**Given task:** In the entries that follow, find the word "منطقه" and report each line it is on.

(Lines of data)
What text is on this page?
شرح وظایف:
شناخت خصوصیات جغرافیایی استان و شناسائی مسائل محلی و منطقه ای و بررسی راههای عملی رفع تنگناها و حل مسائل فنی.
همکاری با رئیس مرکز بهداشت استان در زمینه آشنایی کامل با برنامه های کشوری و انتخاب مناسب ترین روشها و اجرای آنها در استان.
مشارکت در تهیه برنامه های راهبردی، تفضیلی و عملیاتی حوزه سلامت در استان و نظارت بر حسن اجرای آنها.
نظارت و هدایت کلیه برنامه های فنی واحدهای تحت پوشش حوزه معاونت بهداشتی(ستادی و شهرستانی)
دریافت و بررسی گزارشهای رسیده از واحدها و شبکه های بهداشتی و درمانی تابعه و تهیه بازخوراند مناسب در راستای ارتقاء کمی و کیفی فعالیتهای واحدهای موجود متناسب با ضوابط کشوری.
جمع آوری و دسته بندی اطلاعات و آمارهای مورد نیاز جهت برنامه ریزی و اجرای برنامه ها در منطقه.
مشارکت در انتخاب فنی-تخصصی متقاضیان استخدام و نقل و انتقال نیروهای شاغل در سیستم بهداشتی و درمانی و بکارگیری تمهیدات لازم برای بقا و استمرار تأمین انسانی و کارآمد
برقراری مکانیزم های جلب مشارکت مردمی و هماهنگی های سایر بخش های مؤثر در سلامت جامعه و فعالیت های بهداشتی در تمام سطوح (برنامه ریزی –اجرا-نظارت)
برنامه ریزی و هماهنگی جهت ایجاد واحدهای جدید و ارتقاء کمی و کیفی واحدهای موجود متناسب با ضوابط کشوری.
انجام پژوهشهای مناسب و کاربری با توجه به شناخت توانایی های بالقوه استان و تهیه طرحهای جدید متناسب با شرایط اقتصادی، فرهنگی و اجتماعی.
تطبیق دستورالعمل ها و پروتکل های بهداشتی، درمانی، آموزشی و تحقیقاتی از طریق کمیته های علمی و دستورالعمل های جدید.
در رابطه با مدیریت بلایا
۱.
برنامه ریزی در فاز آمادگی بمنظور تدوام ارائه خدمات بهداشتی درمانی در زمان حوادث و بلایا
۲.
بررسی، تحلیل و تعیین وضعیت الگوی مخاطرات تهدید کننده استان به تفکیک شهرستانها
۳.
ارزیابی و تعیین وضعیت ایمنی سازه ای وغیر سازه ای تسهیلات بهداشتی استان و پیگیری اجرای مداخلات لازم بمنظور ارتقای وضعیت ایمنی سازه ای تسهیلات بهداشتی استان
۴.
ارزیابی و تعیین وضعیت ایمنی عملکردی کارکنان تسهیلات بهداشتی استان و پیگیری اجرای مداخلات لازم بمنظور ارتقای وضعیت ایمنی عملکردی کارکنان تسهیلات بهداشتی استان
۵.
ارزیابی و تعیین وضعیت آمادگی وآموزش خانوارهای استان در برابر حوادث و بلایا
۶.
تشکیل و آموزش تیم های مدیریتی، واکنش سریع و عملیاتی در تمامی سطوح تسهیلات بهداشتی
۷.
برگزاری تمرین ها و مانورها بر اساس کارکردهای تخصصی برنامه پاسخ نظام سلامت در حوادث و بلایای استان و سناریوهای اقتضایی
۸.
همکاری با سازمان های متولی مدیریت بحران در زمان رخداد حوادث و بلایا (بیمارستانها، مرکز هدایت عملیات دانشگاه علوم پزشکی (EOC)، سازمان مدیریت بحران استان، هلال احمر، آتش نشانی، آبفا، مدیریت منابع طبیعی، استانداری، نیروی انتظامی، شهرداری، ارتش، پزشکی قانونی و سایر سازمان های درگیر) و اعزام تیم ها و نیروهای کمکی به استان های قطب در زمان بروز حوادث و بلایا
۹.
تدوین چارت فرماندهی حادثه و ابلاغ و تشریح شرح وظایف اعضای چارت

**Response to this exercise:**
شناخت خصوصیات جغرافیایی استان و شناسائی مسائل محلی و منطقه ای و بررسی راههای عملی رفع تنگناها و حل مسائل فنی.
جمع آوری و دسته بندی اطلاعات و آمارهای مورد نیاز جهت برنامه ریزی و اجرای برنامه ها در منطقه.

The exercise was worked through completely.